[RECORDS TO PROCESS start]
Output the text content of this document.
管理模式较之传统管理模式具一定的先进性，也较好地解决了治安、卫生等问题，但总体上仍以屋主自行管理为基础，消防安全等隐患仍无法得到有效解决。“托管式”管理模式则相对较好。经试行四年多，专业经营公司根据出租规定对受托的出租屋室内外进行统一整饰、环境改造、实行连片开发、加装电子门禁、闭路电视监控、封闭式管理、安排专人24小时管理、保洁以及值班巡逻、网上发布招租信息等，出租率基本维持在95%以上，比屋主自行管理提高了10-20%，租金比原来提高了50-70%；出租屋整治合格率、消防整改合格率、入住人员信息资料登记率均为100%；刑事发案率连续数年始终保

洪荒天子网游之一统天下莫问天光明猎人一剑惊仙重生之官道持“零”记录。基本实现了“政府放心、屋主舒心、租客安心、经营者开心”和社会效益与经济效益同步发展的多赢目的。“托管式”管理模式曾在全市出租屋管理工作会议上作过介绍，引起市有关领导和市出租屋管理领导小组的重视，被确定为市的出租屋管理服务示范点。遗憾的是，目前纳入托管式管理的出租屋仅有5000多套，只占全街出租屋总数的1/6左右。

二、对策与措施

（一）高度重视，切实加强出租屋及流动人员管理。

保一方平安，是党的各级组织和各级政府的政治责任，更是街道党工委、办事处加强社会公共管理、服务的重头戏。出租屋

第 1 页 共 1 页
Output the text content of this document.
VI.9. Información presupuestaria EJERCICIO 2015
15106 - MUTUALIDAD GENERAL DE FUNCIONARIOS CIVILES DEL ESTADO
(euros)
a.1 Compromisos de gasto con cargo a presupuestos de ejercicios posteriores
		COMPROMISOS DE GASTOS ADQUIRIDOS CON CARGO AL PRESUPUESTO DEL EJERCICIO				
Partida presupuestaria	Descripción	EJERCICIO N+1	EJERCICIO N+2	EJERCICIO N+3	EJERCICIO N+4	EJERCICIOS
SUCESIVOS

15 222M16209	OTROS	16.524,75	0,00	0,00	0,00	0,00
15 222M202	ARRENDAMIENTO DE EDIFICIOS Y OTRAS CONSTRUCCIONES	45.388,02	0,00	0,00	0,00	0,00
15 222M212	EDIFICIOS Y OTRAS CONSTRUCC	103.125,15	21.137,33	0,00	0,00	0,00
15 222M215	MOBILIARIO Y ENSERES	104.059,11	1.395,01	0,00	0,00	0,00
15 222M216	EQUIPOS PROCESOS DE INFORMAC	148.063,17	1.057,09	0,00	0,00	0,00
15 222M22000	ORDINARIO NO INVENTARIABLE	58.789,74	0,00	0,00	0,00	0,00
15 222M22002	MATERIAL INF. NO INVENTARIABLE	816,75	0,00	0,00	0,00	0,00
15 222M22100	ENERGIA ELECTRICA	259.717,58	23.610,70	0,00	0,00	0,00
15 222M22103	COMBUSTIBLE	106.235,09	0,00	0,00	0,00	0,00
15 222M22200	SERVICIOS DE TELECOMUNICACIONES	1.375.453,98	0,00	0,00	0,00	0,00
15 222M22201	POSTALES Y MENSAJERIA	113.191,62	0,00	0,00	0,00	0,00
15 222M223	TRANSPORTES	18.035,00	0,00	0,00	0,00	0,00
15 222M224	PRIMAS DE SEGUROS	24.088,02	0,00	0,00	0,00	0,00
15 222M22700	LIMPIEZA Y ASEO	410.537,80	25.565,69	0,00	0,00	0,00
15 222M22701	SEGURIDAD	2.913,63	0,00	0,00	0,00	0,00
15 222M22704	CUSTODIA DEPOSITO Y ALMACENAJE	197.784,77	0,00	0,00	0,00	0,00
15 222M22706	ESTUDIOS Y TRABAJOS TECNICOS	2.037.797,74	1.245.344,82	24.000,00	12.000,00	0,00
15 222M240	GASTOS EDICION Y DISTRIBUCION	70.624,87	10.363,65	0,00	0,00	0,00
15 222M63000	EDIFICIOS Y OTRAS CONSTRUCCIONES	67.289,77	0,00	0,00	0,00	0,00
[RECORDS TO PROCESS end]
# WHAT TO WORK ON:
Please set down each line of the records exactly as given.

# ANSWER TO THIS PROBLEM:
Output the text content of this document.
管理模式较之传统管理模式具一定的先进性，也较好地解决了治安、卫生等问题，但总体上仍以屋主自行管理为基础，消防安全等隐患仍无法得到有效解决。“托管式”管理模式则相对较好。经试行四年多，专业经营公司根据出租规定对受托的出租屋室内外进行统一整饰、环境改造、实行连片开发、加装电子门禁、闭路电视监控、封闭式管理、安排专人24小时管理、保洁以及值班巡逻、网上发布招租信息等，出租率基本维持在95%以上，比屋主自行管理提高了10-20%，租金比原来提高了50-70%；出租屋整治合格率、消防整改合格率、入住人员信息资料登记率均为100%；刑事发案率连续数年始终保

洪荒天子网游之一统天下莫问天光明猎人一剑惊仙重生之官道持“零”记录。基本实现了“政府放心、屋主舒心、租客安心、经营者开心”和社会效益与经济效益同步发展的多赢目的。“托管式”管理模式曾在全市出租屋管理工作会议上作过介绍，引起市有关领导和市出租屋管理领导小组的重视，被确定为市的出租屋管理服务示范点。遗憾的是，目前纳入托管式管理的出租屋仅有5000多套，只占全街出租屋总数的1/6左右。

二、对策与措施

（一）高度重视，切实加强出租屋及流动人员管理。

保一方平安，是党的各级组织和各级政府的政治责任，更是街道党工委、办事处加强社会公共管理、服务的重头戏。出租屋

第 1 页 共 1 页
Output the text content of this document.
VI.9. Información presupuestaria EJERCICIO 2015
15106 - MUTUALIDAD GENERAL DE FUNCIONARIOS CIVILES DEL ESTADO
(euros)
a.1 Compromisos de gasto con cargo a presupuestos de ejercicios posteriores
		COMPROMISOS DE GASTOS ADQUIRIDOS CON CARGO AL PRESUPUESTO DEL EJERCICIO				
Partida presupuestaria	Descripción	EJERCICIO N+1	EJERCICIO N+2	EJERCICIO N+3	EJERCICIO N+4	EJERCICIOS
SUCESIVOS

15 222M16209	OTROS	16.524,75	0,00	0,00	0,00	0,00
15 222M202	ARRENDAMIENTO DE EDIFICIOS Y OTRAS CONSTRUCCIONES	45.388,02	0,00	0,00	0,00	0,00
15 222M212	EDIFICIOS Y OTRAS CONSTRUCC	103.125,15	21.137,33	0,00	0,00	0,00
15 222M215	MOBILIARIO Y ENSERES	104.059,11	1.395,01	0,00	0,00	0,00
15 222M216	EQUIPOS PROCESOS DE INFORMAC	148.063,17	1.057,09	0,00	0,00	0,00
15 222M22000	ORDINARIO NO INVENTARIABLE	58.789,74	0,00	0,00	0,00	0,00
15 222M22002	MATERIAL INF. NO INVENTARIABLE	816,75	0,00	0,00	0,00	0,00
15 222M22100	ENERGIA ELECTRICA	259.717,58	23.610,70	0,00	0,00	0,00
15 222M22103	COMBUSTIBLE	106.235,09	0,00	0,00	0,00	0,00
15 222M22200	SERVICIOS DE TELECOMUNICACIONES	1.375.453,98	0,00	0,00	0,00	0,00
15 222M22201	POSTALES Y MENSAJERIA	113.191,62	0,00	0,00	0,00	0,00
15 222M223	TRANSPORTES	18.035,00	0,00	0,00	0,00	0,00
15 222M224	PRIMAS DE SEGUROS	24.088,02	0,00	0,00	0,00	0,00
15 222M22700	LIMPIEZA Y ASEO	410.537,80	25.565,69	0,00	0,00	0,00
15 222M22701	SEGURIDAD	2.913,63	0,00	0,00	0,00	0,00
15 222M22704	CUSTODIA DEPOSITO Y ALMACENAJE	197.784,77	0,00	0,00	0,00	0,00
15 222M22706	ESTUDIOS Y TRABAJOS TECNICOS	2.037.797,74	1.245.344,82	24.000,00	12.000,00	0,00
15 222M240	GASTOS EDICION Y DISTRIBUCION	70.624,87	10.363,65	0,00	0,00	0,00
15 222M63000	EDIFICIOS Y OTRAS CONSTRUCCIONES	67.289,77	0,00	0,00	0,00	0,00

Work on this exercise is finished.